• _Material shown_
------------------------------------------------------------

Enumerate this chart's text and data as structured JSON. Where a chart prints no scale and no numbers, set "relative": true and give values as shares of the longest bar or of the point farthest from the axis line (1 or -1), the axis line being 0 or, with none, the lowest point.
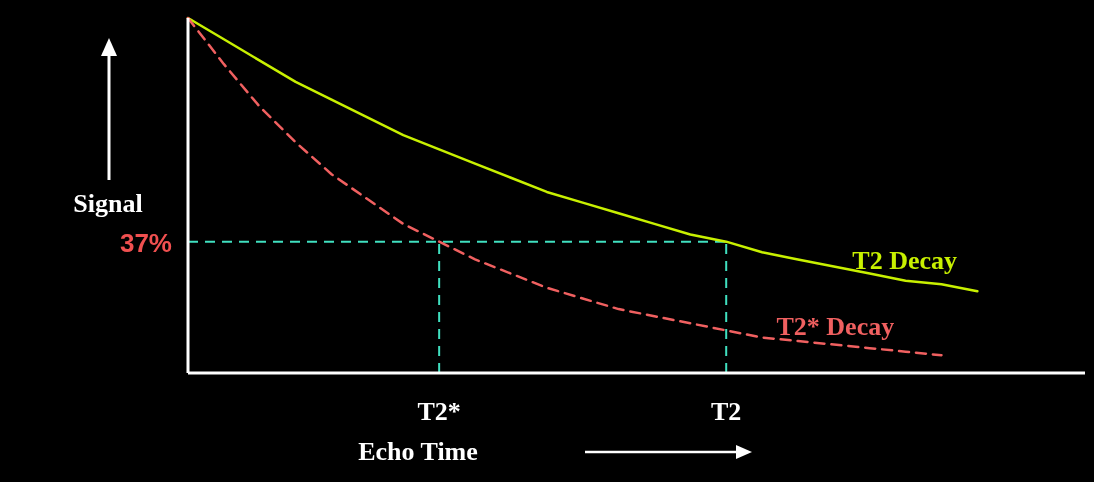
{
  "chart_data": {
    "type": "line",
    "relative": true,
    "xlabel": "Echo Time",
    "ylabel": "Signal",
    "categories": [
      null,
      null,
      null,
      null,
      null,
      null,
      null,
      "T2*",
      null,
      null,
      null,
      null,
      null,
      null,
      null,
      "T2",
      null,
      null,
      null,
      null,
      null,
      null,
      null,
      null,
      null,
      null
    ],
    "series": [
      {
        "name": "T2 Decay",
        "color": "#c8f000",
        "line_style": "solid",
        "values": [
          1,
          0.94,
          0.88,
          0.82,
          0.77,
          0.72,
          0.67,
          0.63,
          0.59,
          0.55,
          0.51,
          0.48,
          0.45,
          0.42,
          0.39,
          0.37,
          0.34,
          0.32,
          0.3,
          0.28,
          0.26,
          0.25,
          0.23,
          null,
          null,
          null
        ]
      },
      {
        "name": "T2* Decay",
        "color": "#f06060",
        "line_style": "dashed",
        "values": [
          1,
          0.87,
          0.75,
          0.65,
          0.56,
          0.49,
          0.42,
          0.37,
          0.32,
          0.28,
          0.24,
          0.21,
          0.18,
          0.16,
          0.14,
          0.12,
          0.1,
          0.09,
          0.08,
          0.07,
          0.06,
          0.05,
          null,
          null,
          null,
          null
        ]
      }
    ],
    "ref_lines": [
      {
        "axis": "y",
        "value": 0.37,
        "label": "37%",
        "color": "#40e0c0",
        "line_style": "dashed"
      },
      {
        "axis": "x",
        "value": "T2*",
        "color": "#40e0c0",
        "line_style": "dashed"
      },
      {
        "axis": "x",
        "value": "T2",
        "color": "#40e0c0",
        "line_style": "dashed"
      }
    ]
  }
}
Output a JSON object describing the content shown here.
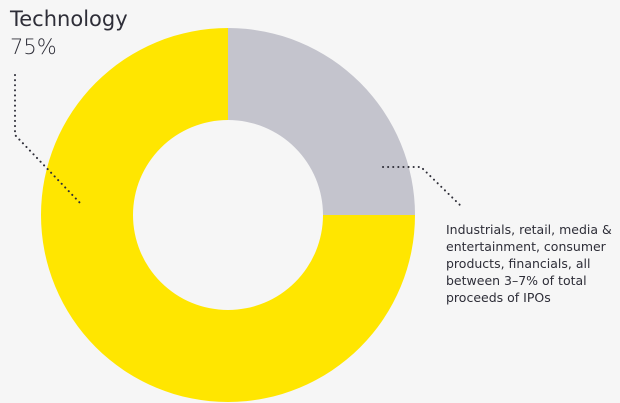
{
  "chart_data": {
    "type": "donut",
    "categories": [
      "Technology",
      "Industrials, retail, media & entertainment, consumer products, financials, all between 3–7% of total proceeds of IPOs"
    ],
    "values": [
      75,
      25
    ],
    "value_labels": [
      "75%",
      null
    ],
    "colors": [
      "#ffe600",
      "#c4c4cd"
    ]
  }
}
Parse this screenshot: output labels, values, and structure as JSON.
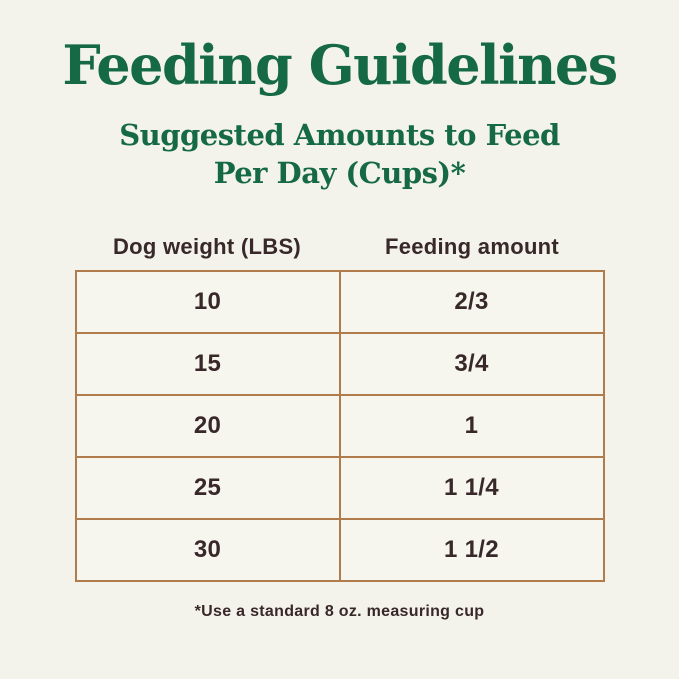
{
  "page": {
    "title": "Feeding Guidelines",
    "subtitle_line1": "Suggested Amounts to Feed",
    "subtitle_line2": "Per Day (Cups)*",
    "footnote": "*Use a standard 8 oz. measuring cup"
  },
  "colors": {
    "background": "#F3F2EB",
    "heading_green": "#156945",
    "table_border_tan": "#B17C4C",
    "table_text_brown": "#38282A"
  },
  "chart_data": {
    "type": "table",
    "title": "Feeding Guidelines",
    "subtitle": "Suggested Amounts to Feed Per Day (Cups)*",
    "columns": [
      "Dog weight (LBS)",
      "Feeding amount"
    ],
    "rows": [
      {
        "weight": "10",
        "amount": "2/3"
      },
      {
        "weight": "15",
        "amount": "3/4"
      },
      {
        "weight": "20",
        "amount": "1"
      },
      {
        "weight": "25",
        "amount": "1 1/4"
      },
      {
        "weight": "30",
        "amount": "1 1/2"
      }
    ],
    "footnote": "*Use a standard 8 oz. measuring cup",
    "layout": "two-column centered table, header labels outside bordered grid"
  }
}
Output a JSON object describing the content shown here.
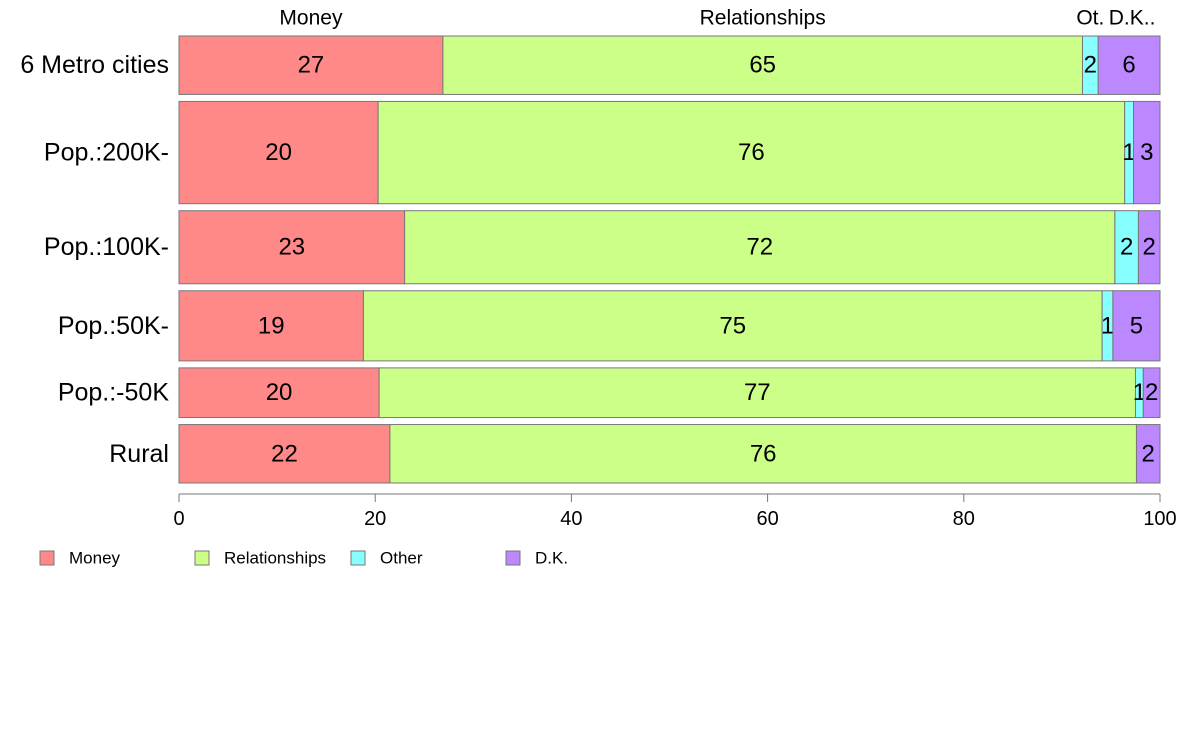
{
  "chart_data": {
    "type": "bar",
    "orientation": "horizontal",
    "stacked": true,
    "percent_stacked": true,
    "xlim": [
      0,
      100
    ],
    "x_ticks": [
      "0",
      "20",
      "40",
      "60",
      "80",
      "100"
    ],
    "grid": false,
    "legend_position": "bottom-left",
    "categories": [
      "6 Metro cities",
      "Pop.:200K-",
      "Pop.:100K-",
      "Pop.:50K-",
      "Pop.:-50K",
      "Rural"
    ],
    "top_labels": [
      "Money",
      "Relationships",
      "Ot.",
      "D.K.."
    ],
    "series": [
      {
        "name": "Money",
        "color": "#ff8888",
        "values": [
          26.9,
          20.3,
          23.0,
          18.8,
          20.4,
          21.5
        ],
        "labels": [
          "27",
          "20",
          "23",
          "19",
          "20",
          "22"
        ]
      },
      {
        "name": "Relationships",
        "color": "#ccff88",
        "values": [
          65.2,
          76.1,
          72.4,
          75.3,
          77.1,
          76.1
        ],
        "labels": [
          "65",
          "76",
          "72",
          "75",
          "77",
          "76"
        ]
      },
      {
        "name": "Other",
        "color": "#88ffff",
        "values": [
          1.6,
          0.9,
          2.4,
          1.1,
          0.8,
          0.0
        ],
        "labels": [
          "2",
          "1",
          "2",
          "1",
          "1",
          ""
        ]
      },
      {
        "name": "D.K.",
        "color": "#bb88ff",
        "values": [
          6.3,
          2.7,
          2.2,
          4.8,
          1.7,
          2.4
        ],
        "labels": [
          "6",
          "3",
          "2",
          "5",
          "2",
          "2"
        ]
      }
    ],
    "row_weights": [
      1.0,
      1.75,
      1.25,
      1.2,
      0.85,
      1.0
    ]
  }
}
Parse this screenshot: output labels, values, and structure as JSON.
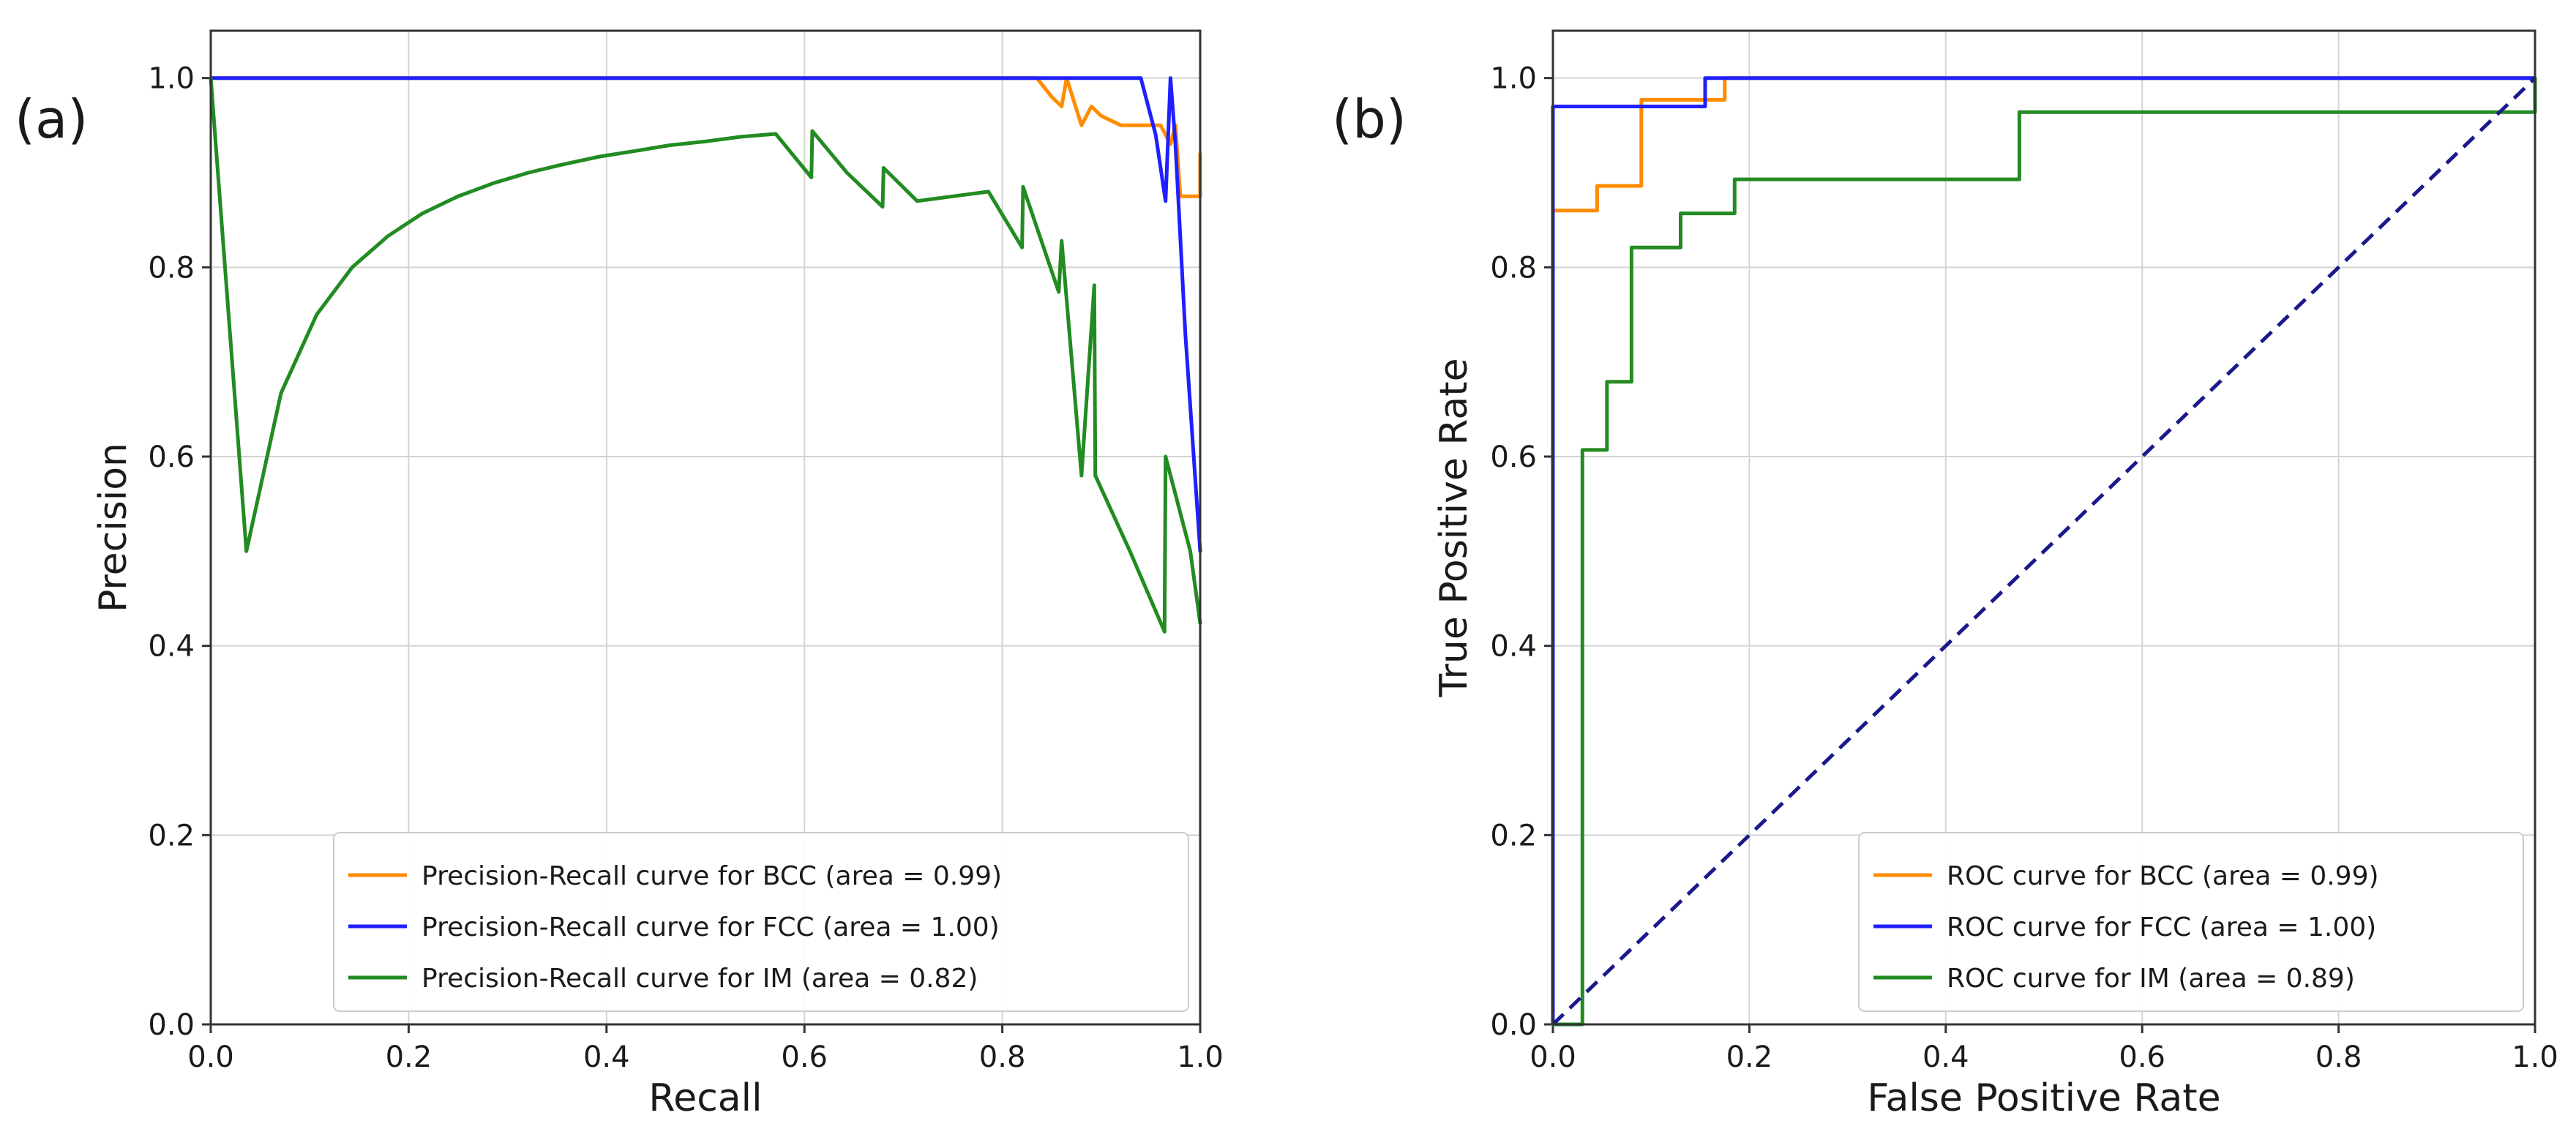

------------------------------------------------------------

• _Your goal_
Reproduce each entry precisely, dropping only the pictures.

• _Final result_
Enumerate this chart's text and data as structured JSON. Where a chart prints no scale and no numbers, set "relative": true and give values as shares of the longest bar or of the point farthest from the axis line (1 or -1), the axis line being 0 or, with none, the lowest point.
{
  "chart_data": {
    "type": "line",
    "relative": true,
    "xlabel": "Echo Time",
    "ylabel": "Signal",
    "categories": [
      null,
      null,
      null,
      null,
      null,
      null,
      null,
      "T2*",
      null,
      null,
      null,
      null,
      null,
      null,
      null,
      "T2",
      null,
      null,
      null,
      null,
      null,
      null,
      null,
      null,
      null,
      null
    ],
    "series": [
      {
        "name": "T2 Decay",
        "color": "#c8f000",
        "line_style": "solid",
        "values": [
          1,
          0.94,
          0.88,
          0.82,
          0.77,
          0.72,
          0.67,
          0.63,
          0.59,
          0.55,
          0.51,
          0.48,
          0.45,
          0.42,
          0.39,
          0.37,
          0.34,
          0.32,
          0.3,
          0.28,
          0.26,
          0.25,
          0.23,
          null,
          null,
          null
        ]
      },
      {
        "name": "T2* Decay",
        "color": "#f06060",
        "line_style": "dashed",
        "values": [
          1,
          0.87,
          0.75,
          0.65,
          0.56,
          0.49,
          0.42,
          0.37,
          0.32,
          0.28,
          0.24,
          0.21,
          0.18,
          0.16,
          0.14,
          0.12,
          0.1,
          0.09,
          0.08,
          0.07,
          0.06,
          0.05,
          null,
          null,
          null,
          null
        ]
      }
    ],
    "ref_lines": [
      {
        "axis": "y",
        "value": 0.37,
        "label": "37%",
        "color": "#40e0c0",
        "line_style": "dashed"
      },
      {
        "axis": "x",
        "value": "T2*",
        "color": "#40e0c0",
        "line_style": "dashed"
      },
      {
        "axis": "x",
        "value": "T2",
        "color": "#40e0c0",
        "line_style": "dashed"
      }
    ]
  }
}
Output a JSON object describing the content shown here.
{
  "chart_data": {
    "type": "donut",
    "categories": [
      "Technology",
      "Industrials, retail, media & entertainment, consumer products, financials, all between 3–7% of total proceeds of IPOs"
    ],
    "values": [
      75,
      25
    ],
    "value_labels": [
      "75%",
      null
    ],
    "colors": [
      "#ffe600",
      "#c4c4cd"
    ]
  }
}
Parse this screenshot: output labels, values, and structure as JSON.
{
  "page": {
    "title": "Feeding Guidelines",
    "subtitle_line1": "Suggested Amounts to Feed",
    "subtitle_line2": "Per Day (Cups)*",
    "footnote": "*Use a standard 8 oz. measuring cup"
  },
  "colors": {
    "background": "#F3F2EB",
    "heading_green": "#156945",
    "table_border_tan": "#B17C4C",
    "table_text_brown": "#38282A"
  },
  "chart_data": {
    "type": "table",
    "title": "Feeding Guidelines",
    "subtitle": "Suggested Amounts to Feed Per Day (Cups)*",
    "columns": [
      "Dog weight (LBS)",
      "Feeding amount"
    ],
    "rows": [
      {
        "weight": "10",
        "amount": "2/3"
      },
      {
        "weight": "15",
        "amount": "3/4"
      },
      {
        "weight": "20",
        "amount": "1"
      },
      {
        "weight": "25",
        "amount": "1 1/4"
      },
      {
        "weight": "30",
        "amount": "1 1/2"
      }
    ],
    "footnote": "*Use a standard 8 oz. measuring cup",
    "layout": "two-column centered table, header labels outside bordered grid"
  }
}
Output a JSON object describing the content shown here.
{
  "chart_data": {
    "type": "bar",
    "orientation": "horizontal",
    "stacked": true,
    "percent_stacked": true,
    "xlim": [
      0,
      100
    ],
    "x_ticks": [
      "0",
      "20",
      "40",
      "60",
      "80",
      "100"
    ],
    "grid": false,
    "legend_position": "bottom-left",
    "categories": [
      "6 Metro cities",
      "Pop.:200K-",
      "Pop.:100K-",
      "Pop.:50K-",
      "Pop.:-50K",
      "Rural"
    ],
    "top_labels": [
      "Money",
      "Relationships",
      "Ot.",
      "D.K.."
    ],
    "series": [
      {
        "name": "Money",
        "color": "#ff8888",
        "values": [
          26.9,
          20.3,
          23.0,
          18.8,
          20.4,
          21.5
        ],
        "labels": [
          "27",
          "20",
          "23",
          "19",
          "20",
          "22"
        ]
      },
      {
        "name": "Relationships",
        "color": "#ccff88",
        "values": [
          65.2,
          76.1,
          72.4,
          75.3,
          77.1,
          76.1
        ],
        "labels": [
          "65",
          "76",
          "72",
          "75",
          "77",
          "76"
        ]
      },
      {
        "name": "Other",
        "color": "#88ffff",
        "values": [
          1.6,
          0.9,
          2.4,
          1.1,
          0.8,
          0.0
        ],
        "labels": [
          "2",
          "1",
          "2",
          "1",
          "1",
          ""
        ]
      },
      {
        "name": "D.K.",
        "color": "#bb88ff",
        "values": [
          6.3,
          2.7,
          2.2,
          4.8,
          1.7,
          2.4
        ],
        "labels": [
          "6",
          "3",
          "2",
          "5",
          "2",
          "2"
        ]
      }
    ],
    "row_weights": [
      1.0,
      1.75,
      1.25,
      1.2,
      0.85,
      1.0
    ]
  }
}
Parse this screenshot: output labels, values, and structure as JSON.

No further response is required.